___ SUPPLIED RECORDS
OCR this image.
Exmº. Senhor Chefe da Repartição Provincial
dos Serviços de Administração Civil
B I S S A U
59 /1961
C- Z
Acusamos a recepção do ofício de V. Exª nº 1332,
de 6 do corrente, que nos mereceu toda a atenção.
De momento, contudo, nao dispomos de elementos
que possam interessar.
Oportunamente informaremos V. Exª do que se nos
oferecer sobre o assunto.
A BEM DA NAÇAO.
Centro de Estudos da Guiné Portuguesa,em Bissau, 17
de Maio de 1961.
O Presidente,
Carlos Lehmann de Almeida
______
**TASK GOAL**
Write out every entry again exactly, please, with nothing missing.

**TASK OUTPUT**
OCR this image.
Exmº. Senhor Chefe da Repartição Provincial
dos Serviços de Administração Civil
B I S S A U
59 /1961
C- Z
Acusamos a recepção do ofício de V. Exª nº 1332,
de 6 do corrente, que nos mereceu toda a atenção.
De momento, contudo, nao dispomos de elementos
que possam interessar.
Oportunamente informaremos V. Exª do que se nos
oferecer sobre o assunto.
A BEM DA NAÇAO.
Centro de Estudos da Guiné Portuguesa,em Bissau, 17
de Maio de 1961.
O Presidente,
Carlos Lehmann de Almeida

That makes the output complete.